» **Work instructions**
Retype all of the data exactly as given.

» **Material for the task**
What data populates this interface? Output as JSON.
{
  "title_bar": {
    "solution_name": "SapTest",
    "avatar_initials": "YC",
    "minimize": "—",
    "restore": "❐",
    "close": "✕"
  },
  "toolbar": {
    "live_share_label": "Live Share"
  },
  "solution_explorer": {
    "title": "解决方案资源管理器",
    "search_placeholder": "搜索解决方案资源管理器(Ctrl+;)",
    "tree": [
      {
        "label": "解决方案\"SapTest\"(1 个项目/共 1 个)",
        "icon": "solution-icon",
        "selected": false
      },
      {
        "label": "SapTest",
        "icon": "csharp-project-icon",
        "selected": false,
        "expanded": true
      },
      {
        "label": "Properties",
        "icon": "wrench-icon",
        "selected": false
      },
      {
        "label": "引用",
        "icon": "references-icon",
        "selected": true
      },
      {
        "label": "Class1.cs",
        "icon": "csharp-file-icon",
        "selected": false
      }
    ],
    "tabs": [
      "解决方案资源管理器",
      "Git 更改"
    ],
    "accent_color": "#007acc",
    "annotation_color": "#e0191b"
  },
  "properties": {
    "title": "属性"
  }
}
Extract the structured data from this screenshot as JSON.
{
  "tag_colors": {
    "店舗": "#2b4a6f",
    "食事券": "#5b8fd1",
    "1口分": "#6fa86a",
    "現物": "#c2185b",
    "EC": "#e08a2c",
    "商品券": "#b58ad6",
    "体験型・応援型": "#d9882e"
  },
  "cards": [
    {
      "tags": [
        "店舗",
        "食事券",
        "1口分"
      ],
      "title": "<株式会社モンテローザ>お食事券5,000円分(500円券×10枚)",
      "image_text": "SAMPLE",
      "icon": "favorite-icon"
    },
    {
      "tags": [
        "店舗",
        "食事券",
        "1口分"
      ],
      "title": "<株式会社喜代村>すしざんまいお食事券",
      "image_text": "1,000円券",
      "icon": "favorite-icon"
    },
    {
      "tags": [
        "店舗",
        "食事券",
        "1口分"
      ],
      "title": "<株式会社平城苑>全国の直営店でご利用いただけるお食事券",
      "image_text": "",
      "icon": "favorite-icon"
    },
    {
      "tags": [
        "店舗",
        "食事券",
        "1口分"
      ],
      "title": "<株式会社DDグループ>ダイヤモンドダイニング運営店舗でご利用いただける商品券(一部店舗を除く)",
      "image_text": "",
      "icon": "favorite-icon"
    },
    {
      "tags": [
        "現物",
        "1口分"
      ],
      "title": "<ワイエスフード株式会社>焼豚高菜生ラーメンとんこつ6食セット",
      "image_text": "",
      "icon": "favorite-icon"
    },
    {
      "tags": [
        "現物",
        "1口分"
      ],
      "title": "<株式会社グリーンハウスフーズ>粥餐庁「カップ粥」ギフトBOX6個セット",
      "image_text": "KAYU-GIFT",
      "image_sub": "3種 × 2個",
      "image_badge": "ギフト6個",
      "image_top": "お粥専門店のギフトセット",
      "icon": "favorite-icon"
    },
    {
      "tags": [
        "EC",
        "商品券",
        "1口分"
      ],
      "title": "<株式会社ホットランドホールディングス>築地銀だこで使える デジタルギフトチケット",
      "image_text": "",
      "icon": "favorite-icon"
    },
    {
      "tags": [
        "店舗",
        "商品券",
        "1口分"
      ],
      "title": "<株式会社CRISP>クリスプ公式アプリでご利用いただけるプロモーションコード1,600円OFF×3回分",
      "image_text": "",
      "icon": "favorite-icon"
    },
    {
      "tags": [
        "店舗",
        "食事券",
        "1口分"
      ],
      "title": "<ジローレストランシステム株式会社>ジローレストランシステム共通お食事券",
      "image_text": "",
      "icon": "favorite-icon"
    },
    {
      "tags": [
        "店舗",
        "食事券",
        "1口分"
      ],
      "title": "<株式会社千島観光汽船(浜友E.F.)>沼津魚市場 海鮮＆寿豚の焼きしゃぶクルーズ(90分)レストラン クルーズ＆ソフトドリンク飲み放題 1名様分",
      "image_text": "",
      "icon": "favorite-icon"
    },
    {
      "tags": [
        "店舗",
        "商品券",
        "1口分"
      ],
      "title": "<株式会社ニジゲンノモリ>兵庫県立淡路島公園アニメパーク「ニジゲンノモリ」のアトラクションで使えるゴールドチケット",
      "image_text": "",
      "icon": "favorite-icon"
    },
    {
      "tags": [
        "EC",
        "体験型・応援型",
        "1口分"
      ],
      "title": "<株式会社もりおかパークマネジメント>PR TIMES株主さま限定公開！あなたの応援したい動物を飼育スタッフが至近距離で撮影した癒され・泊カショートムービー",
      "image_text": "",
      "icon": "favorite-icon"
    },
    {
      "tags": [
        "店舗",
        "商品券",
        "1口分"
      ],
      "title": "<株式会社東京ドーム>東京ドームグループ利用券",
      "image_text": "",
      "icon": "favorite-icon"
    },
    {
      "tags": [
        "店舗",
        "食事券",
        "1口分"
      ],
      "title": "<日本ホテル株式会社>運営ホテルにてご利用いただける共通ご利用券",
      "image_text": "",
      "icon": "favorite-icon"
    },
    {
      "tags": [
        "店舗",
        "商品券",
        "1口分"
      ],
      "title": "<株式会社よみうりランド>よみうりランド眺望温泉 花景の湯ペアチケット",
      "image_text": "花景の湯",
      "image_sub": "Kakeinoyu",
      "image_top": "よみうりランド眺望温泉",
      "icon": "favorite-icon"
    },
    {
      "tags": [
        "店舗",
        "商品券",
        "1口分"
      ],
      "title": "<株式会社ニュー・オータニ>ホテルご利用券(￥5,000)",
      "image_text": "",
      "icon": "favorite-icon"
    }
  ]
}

» **Right answer**
What data populates this interface? Output as JSON.
{
  "title_bar": {
    "solution_name": "SapTest",
    "avatar_initials": "YC",
    "minimize": "—",
    "restore": "❐",
    "close": "✕"
  },
  "toolbar": {
    "live_share_label": "Live Share"
  },
  "solution_explorer": {
    "title": "解决方案资源管理器",
    "search_placeholder": "搜索解决方案资源管理器(Ctrl+;)",
    "tree": [
      {
        "label": "解决方案\"SapTest\"(1 个项目/共 1 个)",
        "icon": "solution-icon",
        "selected": false
      },
      {
        "label": "SapTest",
        "icon": "csharp-project-icon",
        "selected": false,
        "expanded": true
      },
      {
        "label": "Properties",
        "icon": "wrench-icon",
        "selected": false
      },
      {
        "label": "引用",
        "icon": "references-icon",
        "selected": true
      },
      {
        "label": "Class1.cs",
        "icon": "csharp-file-icon",
        "selected": false
      }
    ],
    "tabs": [
      "解决方案资源管理器",
      "Git 更改"
    ],
    "accent_color": "#007acc",
    "annotation_color": "#e0191b"
  },
  "properties": {
    "title": "属性"
  }
}
Extract the structured data from this screenshot as JSON.
{
  "tag_colors": {
    "店舗": "#2b4a6f",
    "食事券": "#5b8fd1",
    "1口分": "#6fa86a",
    "現物": "#c2185b",
    "EC": "#e08a2c",
    "商品券": "#b58ad6",
    "体験型・応援型": "#d9882e"
  },
  "cards": [
    {
      "tags": [
        "店舗",
        "食事券",
        "1口分"
      ],
      "title": "<株式会社モンテローザ>お食事券5,000円分(500円券×10枚)",
      "image_text": "SAMPLE",
      "icon": "favorite-icon"
    },
    {
      "tags": [
        "店舗",
        "食事券",
        "1口分"
      ],
      "title": "<株式会社喜代村>すしざんまいお食事券",
      "image_text": "1,000円券",
      "icon": "favorite-icon"
    },
    {
      "tags": [
        "店舗",
        "食事券",
        "1口分"
      ],
      "title": "<株式会社平城苑>全国の直営店でご利用いただけるお食事券",
      "image_text": "",
      "icon": "favorite-icon"
    },
    {
      "tags": [
        "店舗",
        "食事券",
        "1口分"
      ],
      "title": "<株式会社DDグループ>ダイヤモンドダイニング運営店舗でご利用いただける商品券(一部店舗を除く)",
      "image_text": "",
      "icon": "favorite-icon"
    },
    {
      "tags": [
        "現物",
        "1口分"
      ],
      "title": "<ワイエスフード株式会社>焼豚高菜生ラーメンとんこつ6食セット",
      "image_text": "",
      "icon": "favorite-icon"
    },
    {
      "tags": [
        "現物",
        "1口分"
      ],
      "title": "<株式会社グリーンハウスフーズ>粥餐庁「カップ粥」ギフトBOX6個セット",
      "image_text": "KAYU-GIFT",
      "image_sub": "3種 × 2個",
      "image_badge": "ギフト6個",
      "image_top": "お粥専門店のギフトセット",
      "icon": "favorite-icon"
    },
    {
      "tags": [
        "EC",
        "商品券",
        "1口分"
      ],
      "title": "<株式会社ホットランドホールディングス>築地銀だこで使える デジタルギフトチケット",
      "image_text": "",
      "icon": "favorite-icon"
    },
    {
      "tags": [
        "店舗",
        "商品券",
        "1口分"
      ],
      "title": "<株式会社CRISP>クリスプ公式アプリでご利用いただけるプロモーションコード1,600円OFF×3回分",
      "image_text": "",
      "icon": "favorite-icon"
    },
    {
      "tags": [
        "店舗",
        "食事券",
        "1口分"
      ],
      "title": "<ジローレストランシステム株式会社>ジローレストランシステム共通お食事券",
      "image_text": "",
      "icon": "favorite-icon"
    },
    {
      "tags": [
        "店舗",
        "食事券",
        "1口分"
      ],
      "title": "<株式会社千島観光汽船(浜友E.F.)>沼津魚市場 海鮮＆寿豚の焼きしゃぶクルーズ(90分)レストラン クルーズ＆ソフトドリンク飲み放題 1名様分",
      "image_text": "",
      "icon": "favorite-icon"
    },
    {
      "tags": [
        "店舗",
        "商品券",
        "1口分"
      ],
      "title": "<株式会社ニジゲンノモリ>兵庫県立淡路島公園アニメパーク「ニジゲンノモリ」のアトラクションで使えるゴールドチケット",
      "image_text": "",
      "icon": "favorite-icon"
    },
    {
      "tags": [
        "EC",
        "体験型・応援型",
        "1口分"
      ],
      "title": "<株式会社もりおかパークマネジメント>PR TIMES株主さま限定公開！あなたの応援したい動物を飼育スタッフが至近距離で撮影した癒され・泊カショートムービー",
      "image_text": "",
      "icon": "favorite-icon"
    },
    {
      "tags": [
        "店舗",
        "商品券",
        "1口分"
      ],
      "title": "<株式会社東京ドーム>東京ドームグループ利用券",
      "image_text": "",
      "icon": "favorite-icon"
    },
    {
      "tags": [
        "店舗",
        "食事券",
        "1口分"
      ],
      "title": "<日本ホテル株式会社>運営ホテルにてご利用いただける共通ご利用券",
      "image_text": "",
      "icon": "favorite-icon"
    },
    {
      "tags": [
        "店舗",
        "商品券",
        "1口分"
      ],
      "title": "<株式会社よみうりランド>よみうりランド眺望温泉 花景の湯ペアチケット",
      "image_text": "花景の湯",
      "image_sub": "Kakeinoyu",
      "image_top": "よみうりランド眺望温泉",
      "icon": "favorite-icon"
    },
    {
      "tags": [
        "店舗",
        "商品券",
        "1口分"
      ],
      "title": "<株式会社ニュー・オータニ>ホテルご利用券(￥5,000)",
      "image_text": "",
      "icon": "favorite-icon"
    }
  ]
}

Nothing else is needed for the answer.